Your task is to transcribe, word for word, the line containing "Type out the text in this image." and all lines that follow it to the end of the entries. Leave out the pictures.

* Start *

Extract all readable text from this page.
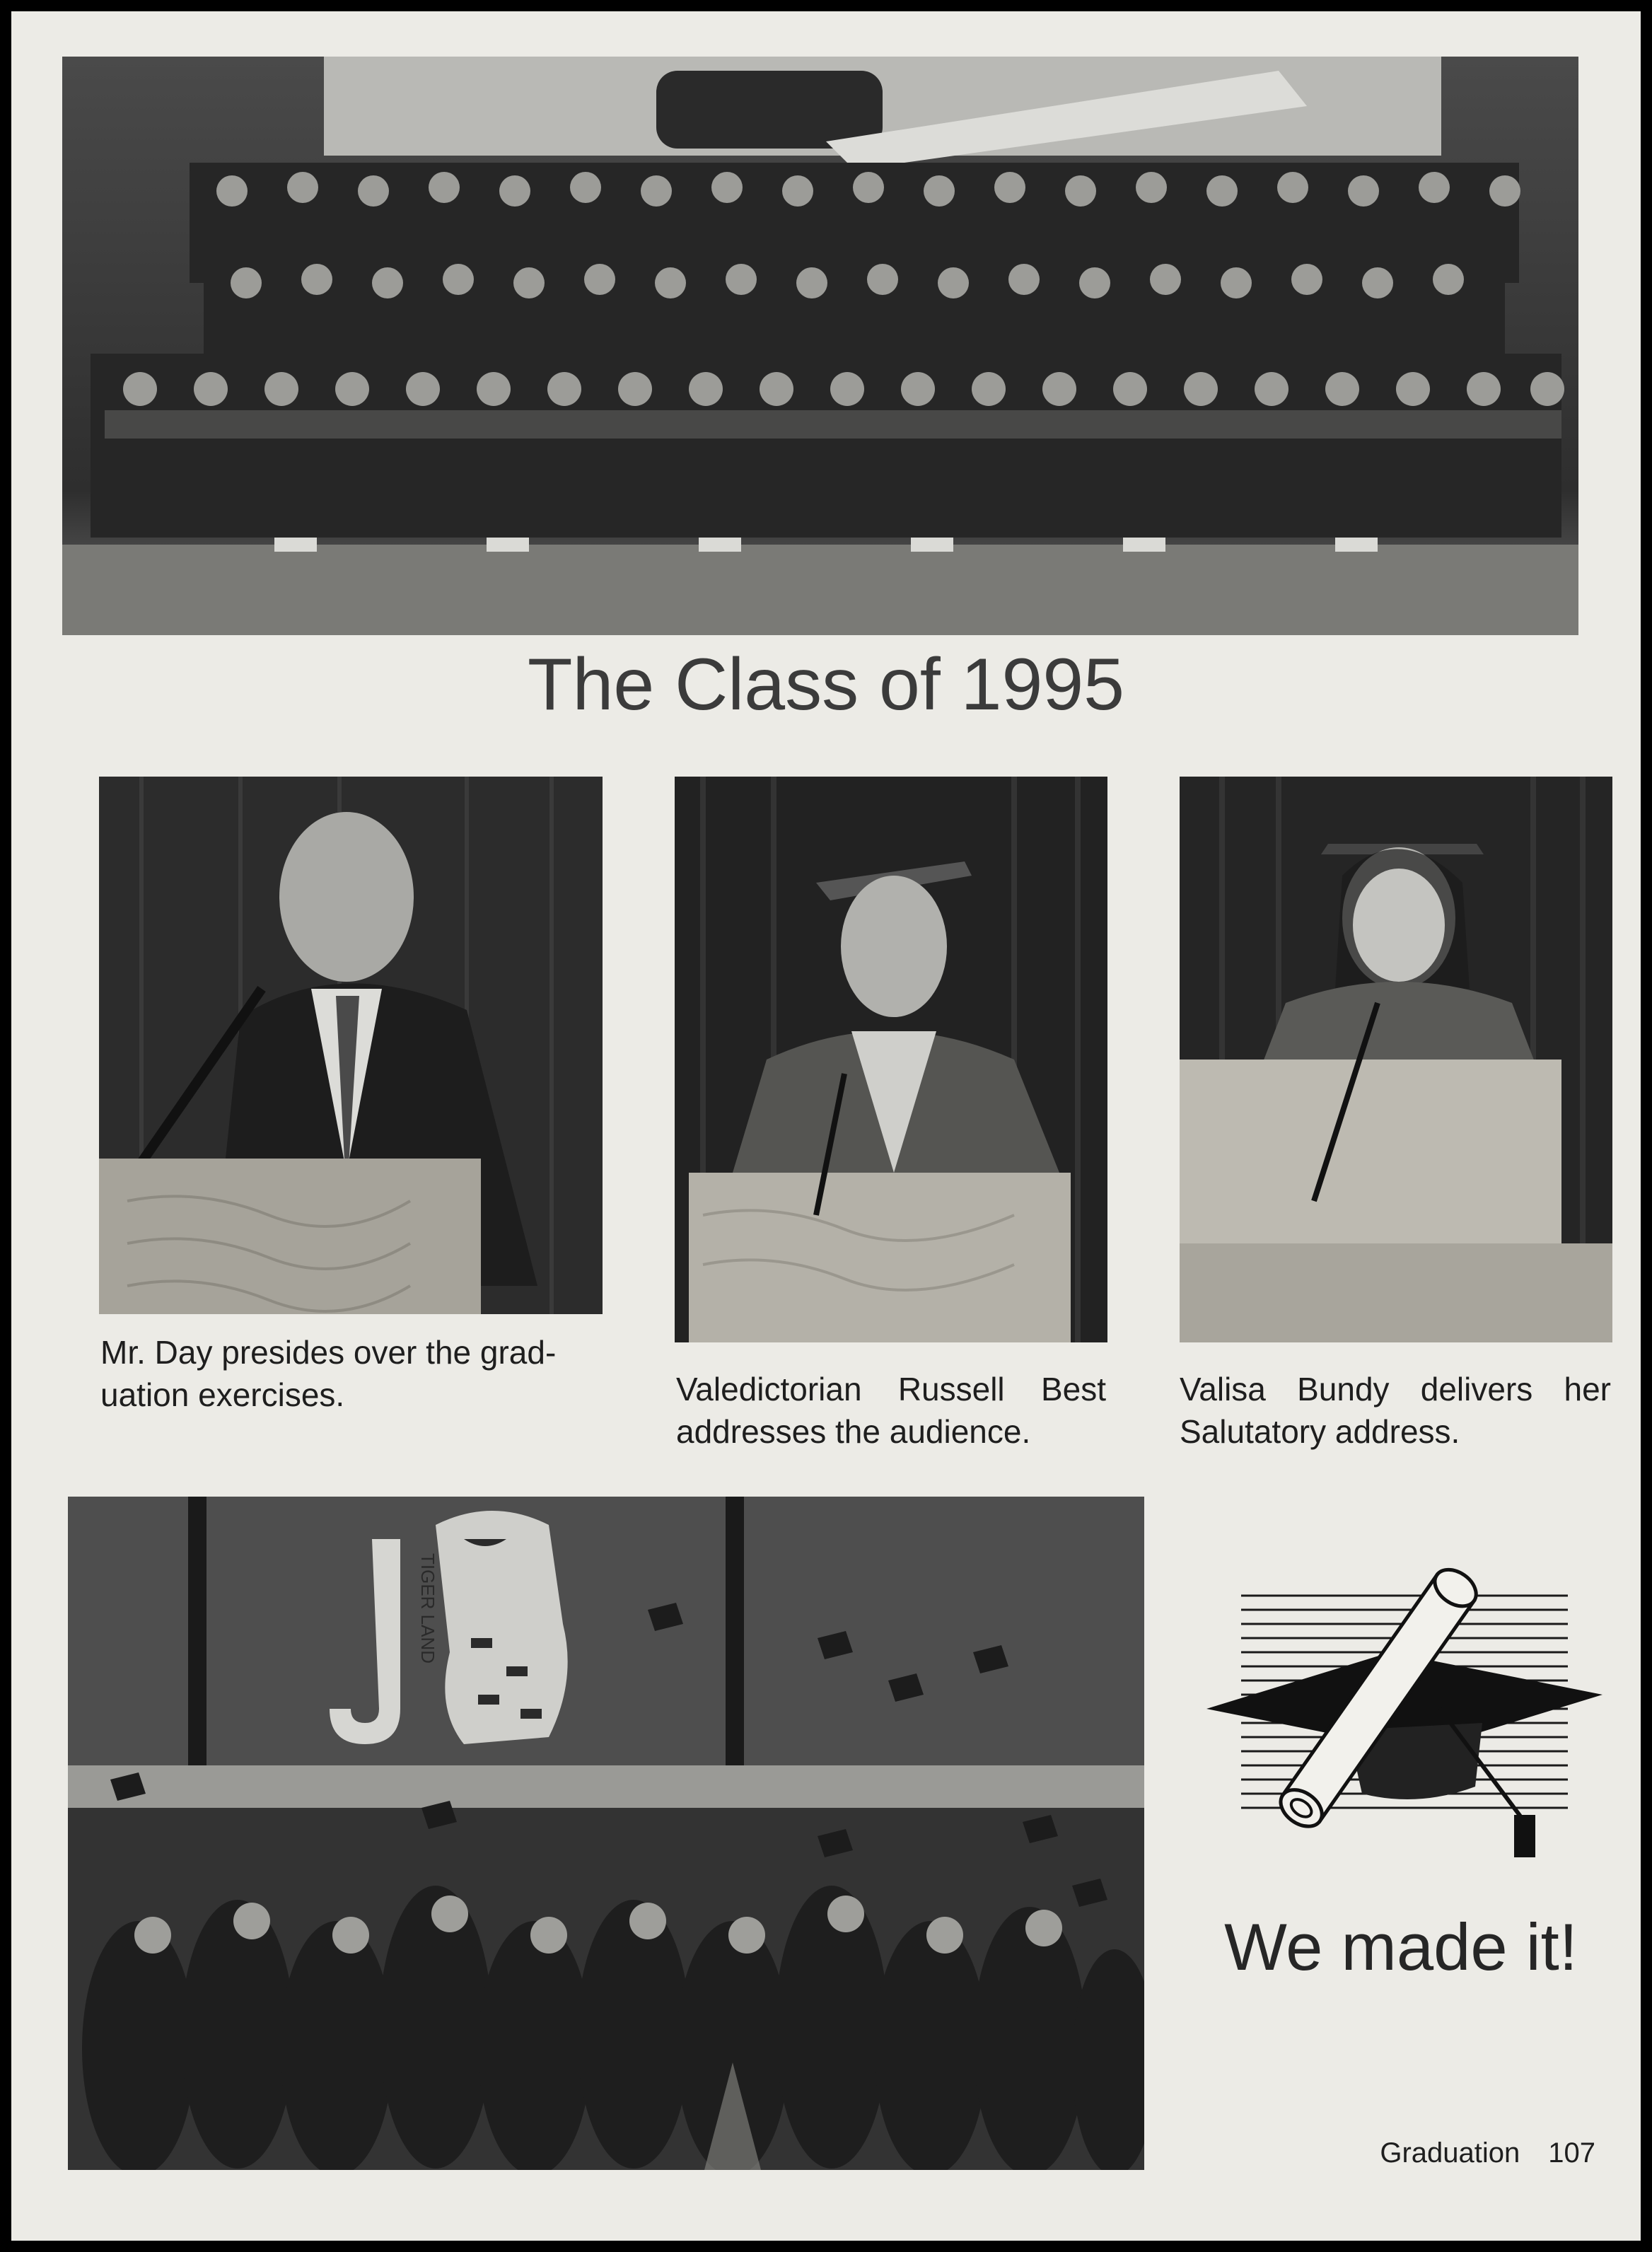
The Class of 1995

Mr. Day presides over the grad-
uation exercises.	Valedictorian Russell Best
addresses the audience.

Valisa Bundy delivers her
Salutatory address.

TIGER LAND

We made it!

Graduation 107
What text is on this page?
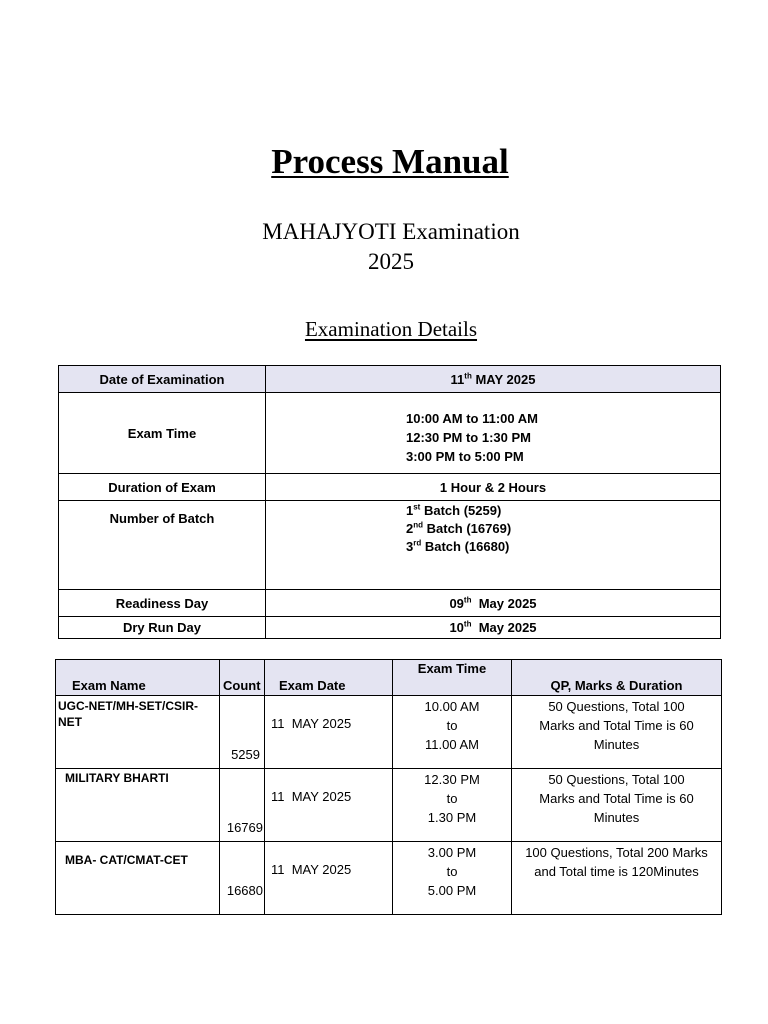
Process Manual
MAHAJYOTI Examination
2025
Examination Details
Date of Examination	11th MAY 2025
Exam Time	10:00 AM to 11:00 AM
12:30 PM to 1:30 PM
3:00 PM to 5:00 PM

Duration of Exam	1 Hour & 2 Hours
Number of Batch	1st Batch (5259)
2nd Batch (16769)
3rd Batch (16680)

Readiness Day	09th  May 2025
Dry Run Day	10th  May 2025
Exam Name	Count	Exam Date	Exam Time	QP, Marks & Duration

UGC-NET/MH-SET/CSIR-NET	5259	11  MAY 2025	10.00 AM
to
11.00 AM	50 Questions, Total 100
Marks and Total Time is 60
Minutes

MILITARY BHARTI	16769	11  MAY 2025	12.30 PM
to
1.30 PM	50 Questions, Total 100
Marks and Total Time is 60
Minutes

MBA- CAT/CMAT-CET	16680	11  MAY 2025	3.00 PM
to
5.00 PM	100 Questions, Total 200 Marks
and Total time is 120Minutes
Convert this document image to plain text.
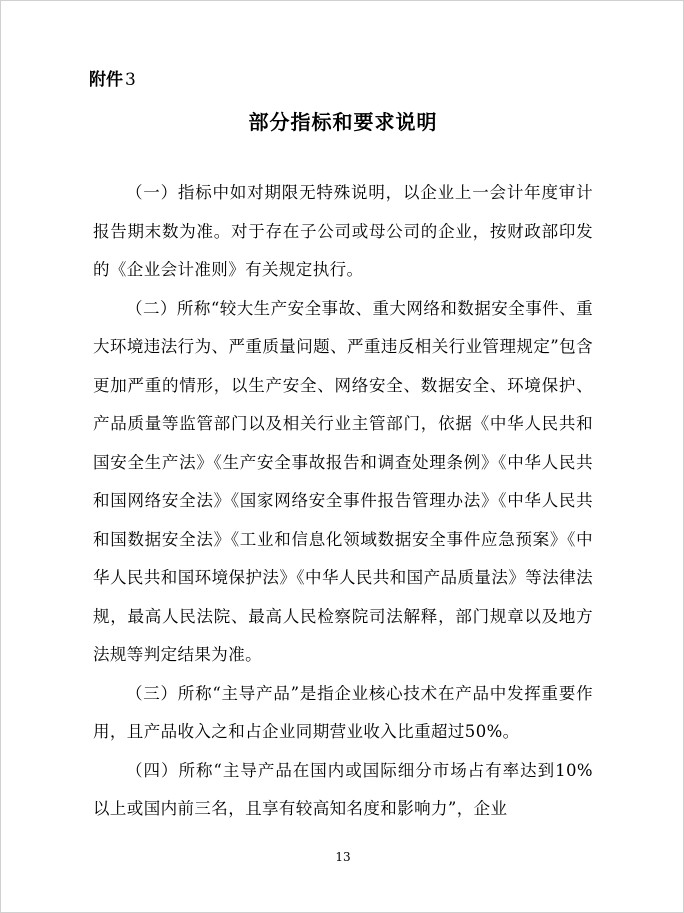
附件 3
部分指标和要求说明

（一）指标中如对期限无特殊说明，以企业上一会计年度审计报告期末数为准。对于存在子公司或母公司的企业，按财政部印发的《企业会计准则》有关规定执行。

（二）所称“较大生产安全事故、重大网络和数据安全事件、重大环境违法行为、严重质量问题、严重违反相关行业管理规定”包含更加严重的情形，以生产安全、网络安全、数据安全、环境保护、产品质量等监管部门以及相关行业主管部门，依据《中华人民共和国安全生产法》《生产安全事故报告和调查处理条例》《中华人民共和国网络安全法》《国家网络安全事件报告管理办法》《中华人民共和国数据安全法》《工业和信息化领域数据安全事件应急预案》《中华人民共和国环境保护法》《中华人民共和国产品质量法》等法律法规，最高人民法院、最高人民检察院司法解释，部门规章以及地方法规等判定结果为准。

（三）所称“主导产品”是指企业核心技术在产品中发挥重要作用，且产品收入之和占企业同期营业收入比重超过50%。

（四）所称“主导产品在国内或国际细分市场占有率达到10%以上或国内前三名，且享有较高知名度和影响力”，企业

13
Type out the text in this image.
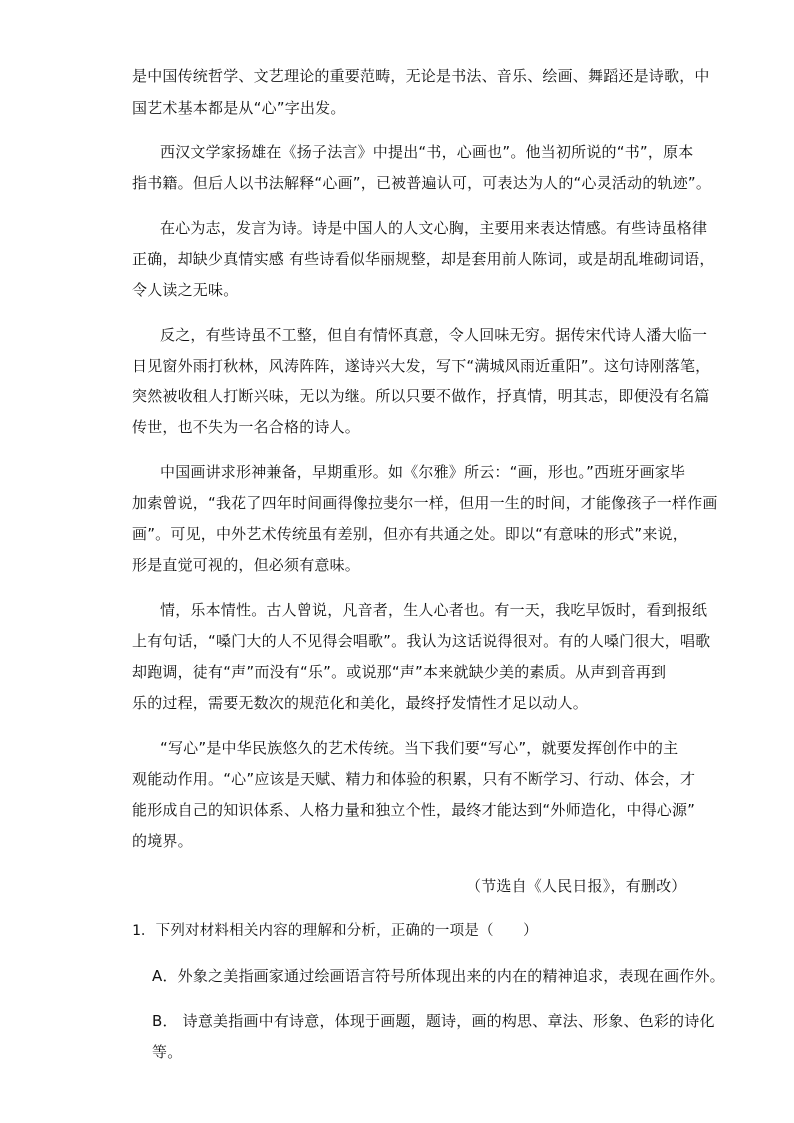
是中国传统哲学、文艺理论的重要范畴，无论是书法、音乐、绘画、舞蹈还是诗歌，中
国艺术基本都是从“心”字出发。
西汉文学家扬雄在《扬子法言》中提出“书，心画也”。他当初所说的“书”，原本
指书籍。但后人以书法解释“心画”，已被普遍认可，可表达为人的“心灵活动的轨迹”。
在心为志，发言为诗。诗是中国人的人文心胸，主要用来表达情感。有些诗虽格律
正确，却缺少真情实感 有些诗看似华丽规整，却是套用前人陈词，或是胡乱堆砌词语，
令人读之无味。
反之，有些诗虽不工整，但自有情怀真意，令人回味无穷。据传宋代诗人潘大临一
日见窗外雨打秋林，风涛阵阵，遂诗兴大发，写下“满城风雨近重阳”。这句诗刚落笔，
突然被收租人打断兴味，无以为继。所以只要不做作，抒真情，明其志，即便没有名篇
传世，也不失为一名合格的诗人。
中国画讲求形神兼备，早期重形。如《尔雅》所云：“画，形也。”西班牙画家毕
加索曾说，“我花了四年时间画得像拉斐尔一样，但用一生的时间，才能像孩子一样作画
画”。可见，中外艺术传统虽有差别，但亦有共通之处。即以“有意味的形式”来说，
形是直觉可视的，但必须有意味。
情，乐本情性。古人曾说，凡音者，生人心者也。有一天，我吃早饭时，看到报纸
上有句话，“嗓门大的人不见得会唱歌”。我认为这话说得很对。有的人嗓门很大，唱歌
却跑调，徒有“声”而没有“乐”。或说那“声”本来就缺少美的素质。从声到音再到
乐的过程，需要无数次的规范化和美化，最终抒发情性才足以动人。
“写心”是中华民族悠久的艺术传统。当下我们要“写心”，就要发挥创作中的主
观能动作用。“心”应该是天赋、精力和体验的积累，只有不断学习、行动、体会，才
能形成自己的知识体系、人格力量和独立个性，最终才能达到“外师造化，中得心源”
的境界。
（节选自《人民日报》，有删改）
1．下列对材料相关内容的理解和分析，正确的一项是（　　）
A．外象之美指画家通过绘画语言符号所体现出来的内在的精神追求，表现在画作外。
B． 诗意美指画中有诗意，体现于画题，题诗，画的构思、章法、形象、色彩的诗化
等。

* End *

Exercise solution:
Type out the text in this image.
是中国传统哲学、文艺理论的重要范畴，无论是书法、音乐、绘画、舞蹈还是诗歌，中
国艺术基本都是从“心”字出发。
西汉文学家扬雄在《扬子法言》中提出“书，心画也”。他当初所说的“书”，原本
指书籍。但后人以书法解释“心画”，已被普遍认可，可表达为人的“心灵活动的轨迹”。
在心为志，发言为诗。诗是中国人的人文心胸，主要用来表达情感。有些诗虽格律
正确，却缺少真情实感 有些诗看似华丽规整，却是套用前人陈词，或是胡乱堆砌词语，
令人读之无味。
反之，有些诗虽不工整，但自有情怀真意，令人回味无穷。据传宋代诗人潘大临一
日见窗外雨打秋林，风涛阵阵，遂诗兴大发，写下“满城风雨近重阳”。这句诗刚落笔，
突然被收租人打断兴味，无以为继。所以只要不做作，抒真情，明其志，即便没有名篇
传世，也不失为一名合格的诗人。
中国画讲求形神兼备，早期重形。如《尔雅》所云：“画，形也。”西班牙画家毕
加索曾说，“我花了四年时间画得像拉斐尔一样，但用一生的时间，才能像孩子一样作画
画”。可见，中外艺术传统虽有差别，但亦有共通之处。即以“有意味的形式”来说，
形是直觉可视的，但必须有意味。
情，乐本情性。古人曾说，凡音者，生人心者也。有一天，我吃早饭时，看到报纸
上有句话，“嗓门大的人不见得会唱歌”。我认为这话说得很对。有的人嗓门很大，唱歌
却跑调，徒有“声”而没有“乐”。或说那“声”本来就缺少美的素质。从声到音再到
乐的过程，需要无数次的规范化和美化，最终抒发情性才足以动人。
“写心”是中华民族悠久的艺术传统。当下我们要“写心”，就要发挥创作中的主
观能动作用。“心”应该是天赋、精力和体验的积累，只有不断学习、行动、体会，才
能形成自己的知识体系、人格力量和独立个性，最终才能达到“外师造化，中得心源”
的境界。
（节选自《人民日报》，有删改）
1．下列对材料相关内容的理解和分析，正确的一项是（　　）
A．外象之美指画家通过绘画语言符号所体现出来的内在的精神追求，表现在画作外。
B． 诗意美指画中有诗意，体现于画题，题诗，画的构思、章法、形象、色彩的诗化
等。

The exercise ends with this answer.